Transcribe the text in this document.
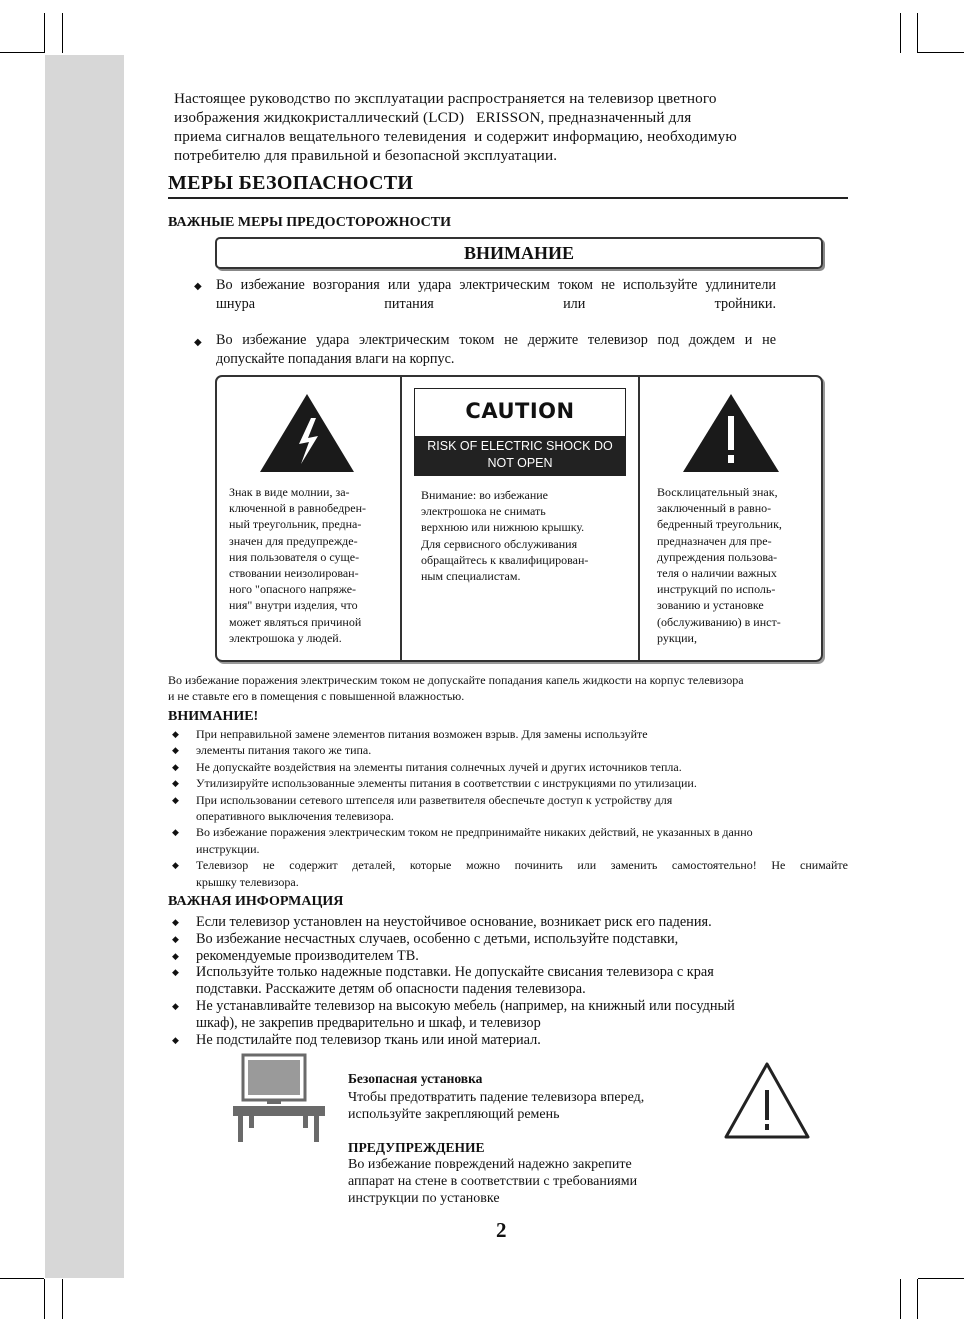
Настоящее руководство по эксплуатации распространяется на телевизор цветного
изображения жидкокристаллический (LCD)   ERISSON, предназначенный для
приема сигналов вещательного телевидения  и содержит информацию, необходимую
потребителю для правильной и безопасной эксплуатации.
МЕРЫ БЕЗОПАСНОСТИ
ВАЖНЫЕ МЕРЫ ПРЕДОСТОРОЖНОСТИ
ВНИМАНИЕ
◆ Во избежание возгорания или удара электрическим током не используйте удлинители шнура питания или тройники.
◆ Во избежание удара электрическим током не держите телевизор под дождем и не допускайте попадания влаги на корпус.
Знак в виде молнии, за-
ключенной в равнобедрен-
ный треугольник, предна-
значен для предупрежде-
ния пользователя о суще-
ствовании неизолирован-
ного "опасного напряже-
ния" внутри изделия, что
может являться причиной
электрошока у людей.
CAUTION
RISK OF ELECTRIC SHOCK DO
NOT OPEN
Внимание: во избежание
электрошока не снимать
верхнюю или нижнюю крышку.
Для сервисного обслуживания
обращайтесь к квалифицирован-
ным специалистам.
Восклицательный знак,
заключенный в равно-
бедренный треугольник,
предназначен для пре-
дупреждения пользова-
теля о наличии важных
инструкций по исполь-
зованию и установке
(обслуживанию) в инст-
рукции,
Во избежание поражения электрическим током не допускайте попадания капель жидкости на корпус телевизора
и не ставьте его в помещения с повышенной влажностью.
ВНИМАНИЕ!
◆ При неправильной замене элементов питания возможен взрыв. Для замены используйте
◆ элементы питания такого же типа.
◆ Не допускайте воздействия на элементы питания солнечных лучей и других источников тепла.
◆ Утилизируйте использованные элементы питания в соответствии с инструкциями по утилизации.
◆ При использовании сетевого штепселя или разветвителя обеспечьте доступ к устройству для
оперативного выключения телевизора.
◆ Во избежание поражения электрическим током не предпринимайте никаких действий, не указанных в данно
инструкции.
◆ Телевизор не содержит деталей, которые можно починить или заменить самостоятельно! Не снимайте
крышку телевизора.
ВАЖНАЯ ИНФОРМАЦИЯ
◆ Если телевизор установлен на неустойчивое основание, возникает риск его падения.
◆ Во избежание несчастных случаев, особенно с детьми, используйте подставки,
◆ рекомендуемые производителем ТВ.
◆ Используйте только надежные подставки. Не допускайте свисания телевизора с края
подставки. Расскажите детям об опасности падения телевизора.
◆ Не устанавливайте телевизор на высокую мебель (например, на книжный или посудный
шкаф), не закрепив предварительно и шкаф, и телевизор
◆ Не подстилайте под телевизор ткань или иной материал.
Безопасная установка
Чтобы предотвратить падение телевизора вперед,
используйте закрепляющий ремень
ПРЕДУПРЕЖДЕНИЕ
Во избежание повреждений надежно закрепите
аппарат на стене в соответствии с требованиями
инструкции по установке
2
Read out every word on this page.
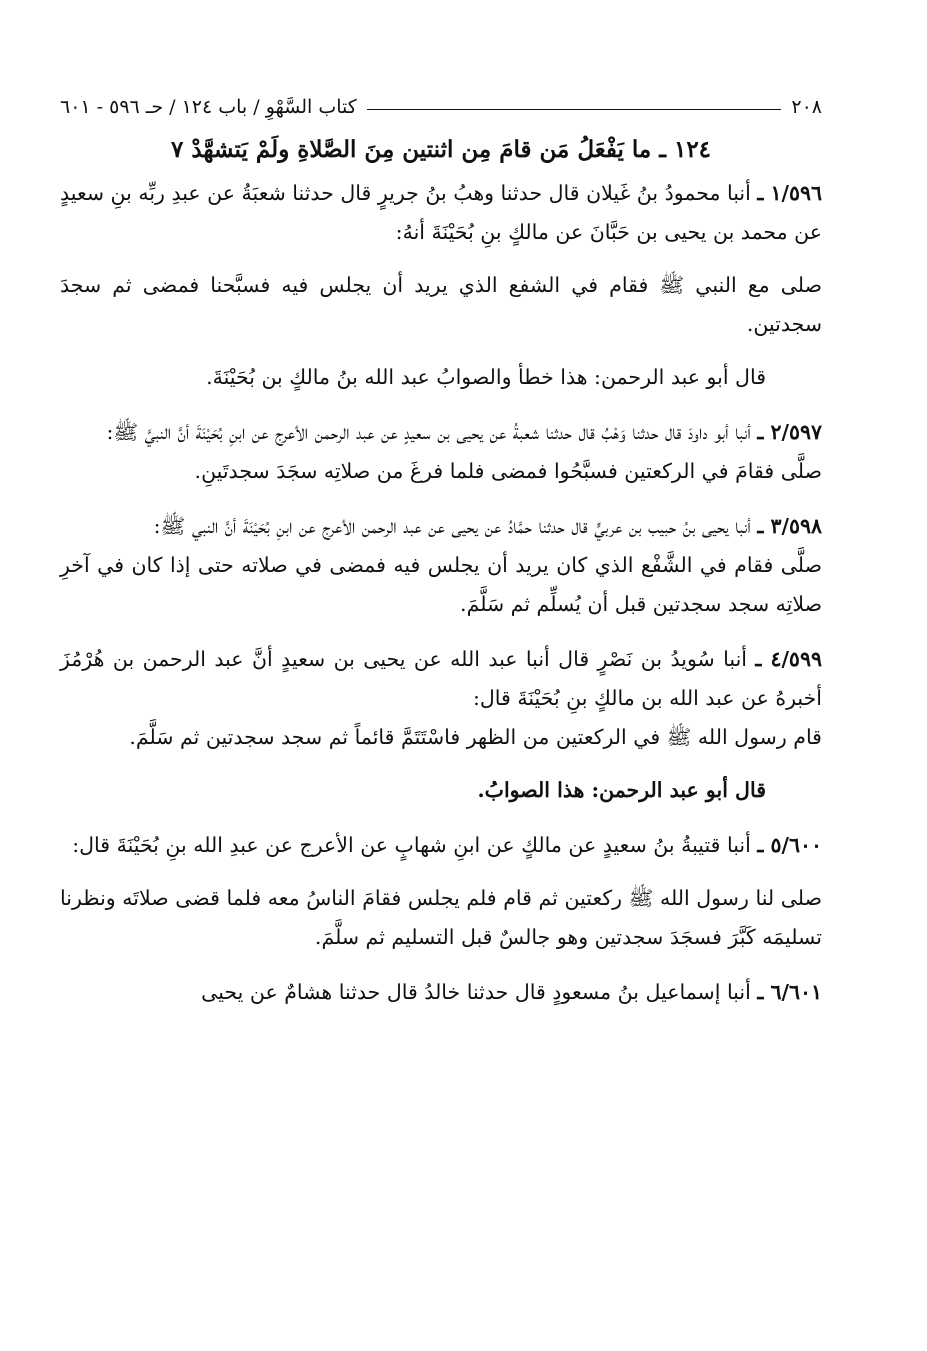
٢٠٨
كتاب السَّهْوِ / باب ١٢٤ / حـ ٥٩٦ - ٦٠١
١٢٤ ـ ما يَفْعَلُ مَن قامَ مِن اثنتين مِنَ الصَّلاةِ ولَمْ يَتشهَّدْ ٧

١/٥٩٦ ـ أنبا محمودُ بنُ غَيلان قال حدثنا وهبُ بنُ جريرٍ قال حدثنا شعبَةُ عن عبدِ ربِّه بنِ سعيدٍ عن محمد بن يحيى بن حَبَّانَ عن مالكٍ بنِ بُحَيْنَةَ أنهُ:

صلى مع النبي ﷺ فقام في الشفع الذي يريد أن يجلس فيه فسبَّحنا فمضى ثم سجدَ سجدتين.

قال أبو عبد الرحمن: هذا خطأ والصوابُ عبد الله بنُ مالكٍ بن بُحَيْنَةَ.

٢/٥٩٧ ـ أنبا أبو داودَ قال حدثنا وَهْبُ قال حدثنا شعبةُ عن يحيى بن سعيدٍ عن عبد الرحمن الأعرج عن ابنِ بُحَيْنَةَ أنَّ النبيَّ ﷺ:

صلَّى فقامَ في الركعتين فسبَّحُوا فمضى فلما فرغَ من صلاتِه سجَدَ سجدتَينِ.

٣/٥٩٨ ـ أنبا يحيى بنُ حبيب بن عربيٍّ قال حدثنا حمَّادُ عن يحيى عن عبد الرحمن الأعرج عن ابنِ بُحَيْنَةَ أنَّ النبي ﷺ:

صلَّى فقام في الشَّفْع الذي كان يريد أن يجلس فيه فمضى في صلاته حتى إذا كان في آخرِ صلاتِه سجد سجدتين قبل أن يُسلِّم ثم سَلَّمَ.

٤/٥٩٩ ـ أنبا سُويدُ بن نَصْرٍ قال أنبا عبد الله عن يحيى بن سعيدٍ أنَّ عبد الرحمن بن هُرْمُزَ أخبرهُ عن عبد الله بن مالكٍ بنِ بُحَيْنَةَ قال:

قام رسول الله ﷺ في الركعتين من الظهر فاسْتَتَمَّ قائماً ثم سجد سجدتين ثم سَلَّمَ.

قال أبو عبد الرحمن: هذا الصوابُ.

٥/٦٠٠ ـ أنبا قتيبةُ بنُ سعيدٍ عن مالكٍ عن ابنِ شهابٍ عن الأعرج عن عبدِ الله بنِ بُحَيْنَةَ قال:

صلى لنا رسول الله ﷺ ركعتين ثم قام فلم يجلس فقامَ الناسُ معه فلما قضى صلاتَه ونظرنا تسليمَه كَبَّرَ فسجَدَ سجدتين وهو جالسٌ قبل التسليم ثم سلَّمَ.

٦/٦٠١ ـ أنبا إسماعيل بنُ مسعودٍ قال حدثنا خالدُ قال حدثنا هشامٌ عن يحيى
================================
_Aim_
For each line in the data above that contains the string "попадания", extract the line.

_Response for this exercise_
◆ Во избежание удара электрическим током не держите телевизор под дождем и не допускайте попадания влаги на корпус.
Во избежание поражения электрическим током не допускайте попадания капель жидкости на корпус телевизора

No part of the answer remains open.